BEGIN SUPPLIED DATA

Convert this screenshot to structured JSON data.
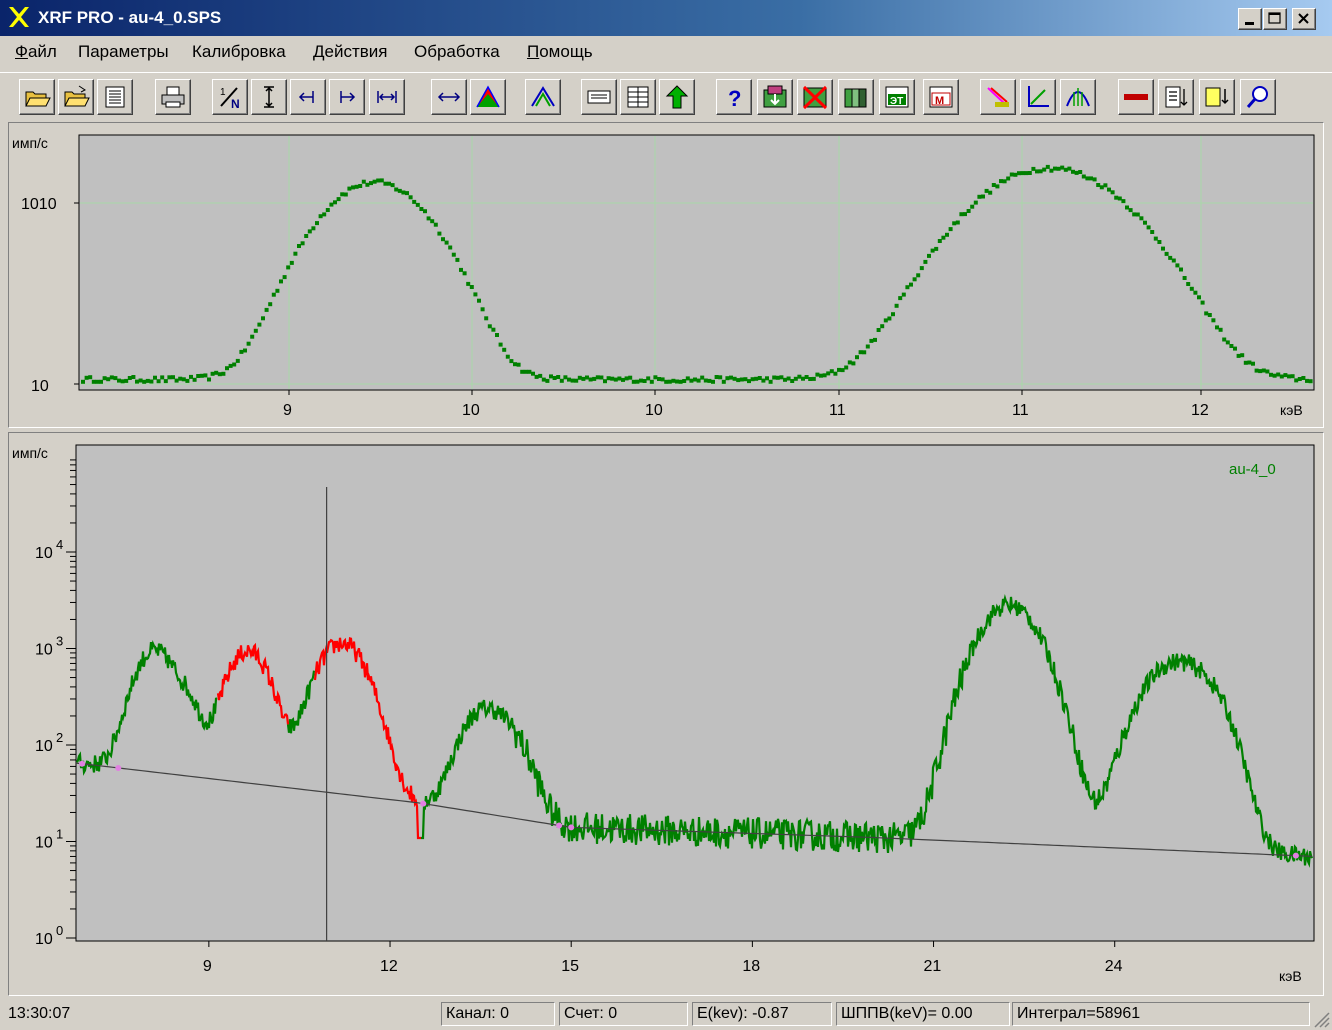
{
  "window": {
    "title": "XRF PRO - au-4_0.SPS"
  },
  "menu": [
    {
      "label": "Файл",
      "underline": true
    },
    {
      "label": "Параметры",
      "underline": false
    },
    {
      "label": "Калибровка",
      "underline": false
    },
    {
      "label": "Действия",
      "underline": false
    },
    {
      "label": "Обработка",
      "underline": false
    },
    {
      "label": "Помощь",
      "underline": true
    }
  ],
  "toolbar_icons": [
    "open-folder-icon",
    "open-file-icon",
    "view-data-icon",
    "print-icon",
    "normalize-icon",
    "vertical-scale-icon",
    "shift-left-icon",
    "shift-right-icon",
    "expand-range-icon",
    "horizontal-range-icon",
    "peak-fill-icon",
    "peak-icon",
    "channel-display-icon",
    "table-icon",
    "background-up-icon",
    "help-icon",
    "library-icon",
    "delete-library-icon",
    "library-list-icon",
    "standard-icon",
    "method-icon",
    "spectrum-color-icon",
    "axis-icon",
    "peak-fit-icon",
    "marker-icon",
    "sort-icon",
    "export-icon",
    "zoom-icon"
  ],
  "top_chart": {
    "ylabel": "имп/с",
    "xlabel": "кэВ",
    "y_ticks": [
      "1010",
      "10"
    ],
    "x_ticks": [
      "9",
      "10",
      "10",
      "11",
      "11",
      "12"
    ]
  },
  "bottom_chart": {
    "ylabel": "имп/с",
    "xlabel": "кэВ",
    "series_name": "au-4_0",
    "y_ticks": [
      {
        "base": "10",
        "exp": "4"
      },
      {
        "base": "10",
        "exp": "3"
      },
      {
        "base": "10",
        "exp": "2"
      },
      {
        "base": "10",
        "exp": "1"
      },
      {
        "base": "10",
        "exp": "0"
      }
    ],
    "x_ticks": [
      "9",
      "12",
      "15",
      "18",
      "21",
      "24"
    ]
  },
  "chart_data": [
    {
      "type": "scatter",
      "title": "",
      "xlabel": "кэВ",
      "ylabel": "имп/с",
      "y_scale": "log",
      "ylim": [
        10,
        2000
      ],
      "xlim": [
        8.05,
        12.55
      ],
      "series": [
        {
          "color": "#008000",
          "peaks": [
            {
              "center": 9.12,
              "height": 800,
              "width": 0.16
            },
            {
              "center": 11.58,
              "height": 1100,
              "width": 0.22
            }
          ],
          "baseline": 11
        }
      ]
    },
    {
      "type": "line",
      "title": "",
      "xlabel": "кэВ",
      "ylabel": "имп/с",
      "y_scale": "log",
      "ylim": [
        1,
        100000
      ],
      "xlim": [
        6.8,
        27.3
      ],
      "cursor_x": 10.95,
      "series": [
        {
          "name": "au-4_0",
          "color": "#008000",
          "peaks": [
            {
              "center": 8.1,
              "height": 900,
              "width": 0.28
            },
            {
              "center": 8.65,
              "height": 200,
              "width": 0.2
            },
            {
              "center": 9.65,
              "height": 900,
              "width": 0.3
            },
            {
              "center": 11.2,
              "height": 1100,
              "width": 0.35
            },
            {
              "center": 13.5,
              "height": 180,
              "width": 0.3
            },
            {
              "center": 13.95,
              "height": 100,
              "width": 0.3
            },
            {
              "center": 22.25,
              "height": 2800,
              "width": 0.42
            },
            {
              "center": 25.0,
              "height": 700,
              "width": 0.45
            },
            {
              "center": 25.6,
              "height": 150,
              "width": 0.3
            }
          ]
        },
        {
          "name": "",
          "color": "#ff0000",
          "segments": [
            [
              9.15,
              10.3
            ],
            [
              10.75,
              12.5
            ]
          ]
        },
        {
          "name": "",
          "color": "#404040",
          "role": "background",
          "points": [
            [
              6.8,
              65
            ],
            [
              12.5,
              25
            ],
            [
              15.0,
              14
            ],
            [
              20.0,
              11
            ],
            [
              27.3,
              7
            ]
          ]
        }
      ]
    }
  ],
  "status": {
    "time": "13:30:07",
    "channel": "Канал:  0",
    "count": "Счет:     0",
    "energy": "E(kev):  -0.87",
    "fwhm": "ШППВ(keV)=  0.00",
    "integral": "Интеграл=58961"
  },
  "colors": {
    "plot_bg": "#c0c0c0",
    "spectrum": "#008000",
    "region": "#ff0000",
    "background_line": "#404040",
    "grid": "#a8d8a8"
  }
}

END SUPPLIED DATA

**TASK DETAILS:** Filter the entries down to the lines with the word "spectrum" in them.

**FULL RESPONSE:**
    "spectrum-color-icon",
    "spectrum": "#008000",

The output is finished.